[Start ROWS]
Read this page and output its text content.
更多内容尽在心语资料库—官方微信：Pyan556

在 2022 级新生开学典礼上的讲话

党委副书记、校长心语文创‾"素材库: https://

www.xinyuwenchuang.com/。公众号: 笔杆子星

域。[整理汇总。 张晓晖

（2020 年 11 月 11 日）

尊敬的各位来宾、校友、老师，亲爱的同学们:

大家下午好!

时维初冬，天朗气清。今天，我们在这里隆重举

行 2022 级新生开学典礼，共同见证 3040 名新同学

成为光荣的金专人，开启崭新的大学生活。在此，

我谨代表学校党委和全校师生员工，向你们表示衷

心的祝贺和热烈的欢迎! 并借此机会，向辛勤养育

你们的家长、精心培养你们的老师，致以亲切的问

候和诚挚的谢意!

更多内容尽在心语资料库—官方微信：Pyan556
[End ROWS]
Restate the records, all of them, precisely as written.

Read this page and output its text content.
更多内容尽在心语资料库—官方微信：Pyan556

在 2022 级新生开学典礼上的讲话

党委副书记、校长心语文创‾"素材库: https://

www.xinyuwenchuang.com/。公众号: 笔杆子星

域。[整理汇总。 张晓晖

（2020 年 11 月 11 日）

尊敬的各位来宾、校友、老师，亲爱的同学们:

大家下午好!

时维初冬，天朗气清。今天，我们在这里隆重举

行 2022 级新生开学典礼，共同见证 3040 名新同学

成为光荣的金专人，开启崭新的大学生活。在此，

我谨代表学校党委和全校师生员工，向你们表示衷

心的祝贺和热烈的欢迎! 并借此机会，向辛勤养育

你们的家长、精心培养你们的老师，致以亲切的问

候和诚挚的谢意!

更多内容尽在心语资料库—官方微信：Pyan556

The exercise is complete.